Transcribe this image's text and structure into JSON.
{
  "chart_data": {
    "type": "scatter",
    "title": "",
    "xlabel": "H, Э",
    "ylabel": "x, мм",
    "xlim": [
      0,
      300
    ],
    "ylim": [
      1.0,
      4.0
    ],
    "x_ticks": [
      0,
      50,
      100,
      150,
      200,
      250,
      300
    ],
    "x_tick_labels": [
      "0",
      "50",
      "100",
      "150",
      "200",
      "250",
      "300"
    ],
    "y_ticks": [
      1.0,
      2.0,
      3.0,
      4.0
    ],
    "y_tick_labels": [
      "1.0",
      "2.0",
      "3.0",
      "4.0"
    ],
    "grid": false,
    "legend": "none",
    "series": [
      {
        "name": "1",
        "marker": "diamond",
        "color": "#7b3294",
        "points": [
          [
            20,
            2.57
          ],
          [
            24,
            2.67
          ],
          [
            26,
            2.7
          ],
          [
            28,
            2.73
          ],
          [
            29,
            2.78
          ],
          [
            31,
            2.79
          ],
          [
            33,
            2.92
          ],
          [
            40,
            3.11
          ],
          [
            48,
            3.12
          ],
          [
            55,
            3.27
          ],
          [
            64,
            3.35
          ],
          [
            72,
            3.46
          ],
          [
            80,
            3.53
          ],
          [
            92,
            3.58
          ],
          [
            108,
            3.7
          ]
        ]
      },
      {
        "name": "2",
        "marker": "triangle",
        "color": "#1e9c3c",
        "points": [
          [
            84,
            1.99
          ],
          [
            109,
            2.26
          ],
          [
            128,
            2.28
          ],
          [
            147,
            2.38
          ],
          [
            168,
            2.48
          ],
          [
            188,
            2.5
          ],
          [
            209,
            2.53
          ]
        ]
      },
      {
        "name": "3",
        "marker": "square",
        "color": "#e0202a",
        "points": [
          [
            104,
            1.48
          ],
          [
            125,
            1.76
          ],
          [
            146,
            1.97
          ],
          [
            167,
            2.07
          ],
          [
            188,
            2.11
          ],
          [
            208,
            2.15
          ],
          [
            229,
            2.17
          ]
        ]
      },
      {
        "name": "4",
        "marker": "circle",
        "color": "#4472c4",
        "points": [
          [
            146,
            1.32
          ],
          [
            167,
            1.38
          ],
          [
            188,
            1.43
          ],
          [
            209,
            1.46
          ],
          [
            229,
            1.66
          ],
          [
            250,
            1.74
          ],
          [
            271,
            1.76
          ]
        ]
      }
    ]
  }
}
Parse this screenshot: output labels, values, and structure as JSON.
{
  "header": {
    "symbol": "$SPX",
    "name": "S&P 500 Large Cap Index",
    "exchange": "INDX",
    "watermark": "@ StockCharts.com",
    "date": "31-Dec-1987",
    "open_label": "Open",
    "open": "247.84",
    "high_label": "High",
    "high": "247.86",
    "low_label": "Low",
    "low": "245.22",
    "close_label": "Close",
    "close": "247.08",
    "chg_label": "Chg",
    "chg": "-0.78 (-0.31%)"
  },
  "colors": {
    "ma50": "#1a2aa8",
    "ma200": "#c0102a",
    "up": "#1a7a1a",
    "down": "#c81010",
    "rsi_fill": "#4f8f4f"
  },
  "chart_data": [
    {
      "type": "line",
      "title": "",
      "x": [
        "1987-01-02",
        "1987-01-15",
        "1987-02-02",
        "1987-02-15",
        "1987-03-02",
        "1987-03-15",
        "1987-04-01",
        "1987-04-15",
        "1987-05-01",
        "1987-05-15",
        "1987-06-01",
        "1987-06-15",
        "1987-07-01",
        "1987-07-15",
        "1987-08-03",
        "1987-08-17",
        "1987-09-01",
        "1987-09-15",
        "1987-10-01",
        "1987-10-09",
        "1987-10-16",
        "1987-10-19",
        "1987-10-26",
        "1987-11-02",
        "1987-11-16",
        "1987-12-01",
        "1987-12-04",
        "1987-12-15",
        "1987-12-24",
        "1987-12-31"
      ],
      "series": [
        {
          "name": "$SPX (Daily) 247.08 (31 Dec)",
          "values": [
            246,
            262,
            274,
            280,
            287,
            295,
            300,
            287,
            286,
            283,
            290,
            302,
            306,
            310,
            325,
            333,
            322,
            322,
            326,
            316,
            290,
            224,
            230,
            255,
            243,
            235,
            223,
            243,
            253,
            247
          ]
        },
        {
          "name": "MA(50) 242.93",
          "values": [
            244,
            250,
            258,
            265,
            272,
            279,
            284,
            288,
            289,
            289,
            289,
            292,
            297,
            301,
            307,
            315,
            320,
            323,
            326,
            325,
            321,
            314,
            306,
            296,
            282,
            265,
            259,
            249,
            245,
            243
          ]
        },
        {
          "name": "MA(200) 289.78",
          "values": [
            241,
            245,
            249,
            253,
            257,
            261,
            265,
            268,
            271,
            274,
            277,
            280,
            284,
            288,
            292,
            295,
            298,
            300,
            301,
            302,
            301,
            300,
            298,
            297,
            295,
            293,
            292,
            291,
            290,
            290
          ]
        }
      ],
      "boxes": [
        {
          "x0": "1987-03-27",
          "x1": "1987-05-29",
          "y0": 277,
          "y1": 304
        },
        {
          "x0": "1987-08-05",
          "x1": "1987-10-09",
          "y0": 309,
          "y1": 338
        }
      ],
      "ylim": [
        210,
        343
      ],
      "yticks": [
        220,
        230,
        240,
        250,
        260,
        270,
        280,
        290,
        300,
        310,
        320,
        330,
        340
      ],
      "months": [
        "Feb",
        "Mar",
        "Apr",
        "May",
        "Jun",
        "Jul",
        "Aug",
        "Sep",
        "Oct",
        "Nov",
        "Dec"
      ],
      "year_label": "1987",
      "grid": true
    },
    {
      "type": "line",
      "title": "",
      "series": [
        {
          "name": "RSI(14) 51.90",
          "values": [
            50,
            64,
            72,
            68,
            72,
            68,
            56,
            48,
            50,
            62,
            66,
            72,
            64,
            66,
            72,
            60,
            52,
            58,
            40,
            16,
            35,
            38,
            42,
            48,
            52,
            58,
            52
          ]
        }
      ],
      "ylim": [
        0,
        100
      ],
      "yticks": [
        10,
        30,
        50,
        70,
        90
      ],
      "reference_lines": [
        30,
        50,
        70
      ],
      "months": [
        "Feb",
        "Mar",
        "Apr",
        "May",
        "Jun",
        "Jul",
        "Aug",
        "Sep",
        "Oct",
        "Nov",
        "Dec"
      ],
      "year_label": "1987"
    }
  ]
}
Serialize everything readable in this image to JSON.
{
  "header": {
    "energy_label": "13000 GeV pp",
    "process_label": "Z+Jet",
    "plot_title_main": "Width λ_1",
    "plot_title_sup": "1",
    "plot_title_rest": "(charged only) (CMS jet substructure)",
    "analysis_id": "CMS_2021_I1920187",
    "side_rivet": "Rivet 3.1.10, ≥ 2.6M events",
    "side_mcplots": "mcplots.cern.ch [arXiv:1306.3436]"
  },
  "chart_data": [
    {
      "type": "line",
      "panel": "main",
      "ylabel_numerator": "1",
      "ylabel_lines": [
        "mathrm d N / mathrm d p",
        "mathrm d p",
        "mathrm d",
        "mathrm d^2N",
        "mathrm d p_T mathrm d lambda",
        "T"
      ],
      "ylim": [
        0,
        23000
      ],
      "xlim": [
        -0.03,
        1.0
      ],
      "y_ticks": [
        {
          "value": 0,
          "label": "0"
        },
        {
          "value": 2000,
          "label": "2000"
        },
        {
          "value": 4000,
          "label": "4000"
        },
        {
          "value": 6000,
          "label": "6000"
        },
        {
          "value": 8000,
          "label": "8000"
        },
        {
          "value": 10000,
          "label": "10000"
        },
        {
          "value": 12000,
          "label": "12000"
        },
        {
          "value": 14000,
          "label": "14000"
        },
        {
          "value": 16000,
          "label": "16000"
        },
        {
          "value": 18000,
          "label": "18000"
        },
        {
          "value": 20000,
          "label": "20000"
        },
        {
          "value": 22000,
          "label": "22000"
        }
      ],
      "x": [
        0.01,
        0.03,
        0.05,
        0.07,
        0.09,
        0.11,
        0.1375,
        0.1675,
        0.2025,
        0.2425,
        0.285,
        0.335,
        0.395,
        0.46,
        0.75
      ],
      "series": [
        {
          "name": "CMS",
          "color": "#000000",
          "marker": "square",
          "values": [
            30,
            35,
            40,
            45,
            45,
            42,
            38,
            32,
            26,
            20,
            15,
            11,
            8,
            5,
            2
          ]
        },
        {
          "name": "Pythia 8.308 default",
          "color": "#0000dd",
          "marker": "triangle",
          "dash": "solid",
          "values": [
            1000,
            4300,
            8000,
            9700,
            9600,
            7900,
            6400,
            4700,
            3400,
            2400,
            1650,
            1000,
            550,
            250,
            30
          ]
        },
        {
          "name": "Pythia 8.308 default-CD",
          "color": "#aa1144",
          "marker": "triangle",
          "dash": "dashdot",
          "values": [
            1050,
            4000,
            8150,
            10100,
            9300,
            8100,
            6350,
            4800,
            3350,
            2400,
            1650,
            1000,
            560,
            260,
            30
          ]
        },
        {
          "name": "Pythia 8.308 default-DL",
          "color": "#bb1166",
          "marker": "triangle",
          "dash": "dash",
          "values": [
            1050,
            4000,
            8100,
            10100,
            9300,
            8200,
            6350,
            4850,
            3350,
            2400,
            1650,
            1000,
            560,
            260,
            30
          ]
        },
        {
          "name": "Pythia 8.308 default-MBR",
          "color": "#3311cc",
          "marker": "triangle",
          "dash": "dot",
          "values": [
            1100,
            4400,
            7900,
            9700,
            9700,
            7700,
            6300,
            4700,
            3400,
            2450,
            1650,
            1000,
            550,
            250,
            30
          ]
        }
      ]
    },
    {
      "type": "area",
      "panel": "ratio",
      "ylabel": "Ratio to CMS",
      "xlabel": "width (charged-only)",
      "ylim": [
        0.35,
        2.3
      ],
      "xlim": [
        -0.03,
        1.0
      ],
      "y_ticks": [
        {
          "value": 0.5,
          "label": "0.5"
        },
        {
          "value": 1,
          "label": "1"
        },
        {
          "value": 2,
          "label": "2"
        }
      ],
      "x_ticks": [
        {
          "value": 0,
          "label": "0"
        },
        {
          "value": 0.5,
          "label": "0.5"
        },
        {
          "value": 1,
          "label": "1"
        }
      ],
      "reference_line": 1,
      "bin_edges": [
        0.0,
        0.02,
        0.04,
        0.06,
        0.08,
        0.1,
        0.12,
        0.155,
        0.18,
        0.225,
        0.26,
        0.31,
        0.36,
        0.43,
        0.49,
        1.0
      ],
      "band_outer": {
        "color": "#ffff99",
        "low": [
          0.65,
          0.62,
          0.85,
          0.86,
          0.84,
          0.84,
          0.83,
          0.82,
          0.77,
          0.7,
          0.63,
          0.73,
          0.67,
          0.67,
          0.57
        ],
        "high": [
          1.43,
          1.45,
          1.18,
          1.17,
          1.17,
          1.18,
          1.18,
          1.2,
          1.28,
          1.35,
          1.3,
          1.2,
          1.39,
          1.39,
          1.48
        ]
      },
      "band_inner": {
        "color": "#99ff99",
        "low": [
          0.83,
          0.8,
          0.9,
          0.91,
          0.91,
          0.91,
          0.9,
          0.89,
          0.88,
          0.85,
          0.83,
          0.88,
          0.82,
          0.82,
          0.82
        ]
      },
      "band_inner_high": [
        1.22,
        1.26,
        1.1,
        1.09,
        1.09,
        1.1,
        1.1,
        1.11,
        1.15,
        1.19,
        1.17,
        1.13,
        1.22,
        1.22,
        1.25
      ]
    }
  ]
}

------------------------------------

### GIVEN EXERCISE:
Check each line of the records above for "Pythia", and copy those that have it.

### FULL OUTPUT:
          "name": "Pythia 8.308 default",
          "name": "Pythia 8.308 default-CD",
          "name": "Pythia 8.308 default-DL",
          "name": "Pythia 8.308 default-MBR",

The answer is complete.